Given exercise | Scan the data below. Pull out each line where "some" occurs.

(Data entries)
········

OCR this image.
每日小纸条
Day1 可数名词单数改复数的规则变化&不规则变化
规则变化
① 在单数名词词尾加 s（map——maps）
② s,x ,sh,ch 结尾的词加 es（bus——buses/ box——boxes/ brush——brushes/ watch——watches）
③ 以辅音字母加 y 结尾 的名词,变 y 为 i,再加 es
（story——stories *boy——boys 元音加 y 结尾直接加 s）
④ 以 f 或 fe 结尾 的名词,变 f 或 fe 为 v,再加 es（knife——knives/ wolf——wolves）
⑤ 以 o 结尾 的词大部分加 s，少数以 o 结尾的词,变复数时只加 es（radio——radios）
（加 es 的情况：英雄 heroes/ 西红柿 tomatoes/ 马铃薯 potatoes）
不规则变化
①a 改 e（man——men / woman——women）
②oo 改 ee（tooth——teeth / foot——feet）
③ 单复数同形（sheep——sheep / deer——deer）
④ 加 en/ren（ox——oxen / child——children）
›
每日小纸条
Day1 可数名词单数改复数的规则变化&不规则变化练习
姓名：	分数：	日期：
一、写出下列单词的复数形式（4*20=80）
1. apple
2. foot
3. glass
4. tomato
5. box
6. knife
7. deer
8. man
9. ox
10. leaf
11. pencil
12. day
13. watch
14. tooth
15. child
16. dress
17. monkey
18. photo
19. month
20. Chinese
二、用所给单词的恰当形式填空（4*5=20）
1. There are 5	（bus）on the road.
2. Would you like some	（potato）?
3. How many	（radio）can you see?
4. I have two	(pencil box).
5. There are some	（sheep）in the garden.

········

Task output |
2. Would you like some	（potato）?
5. There are some	（sheep）in the garden.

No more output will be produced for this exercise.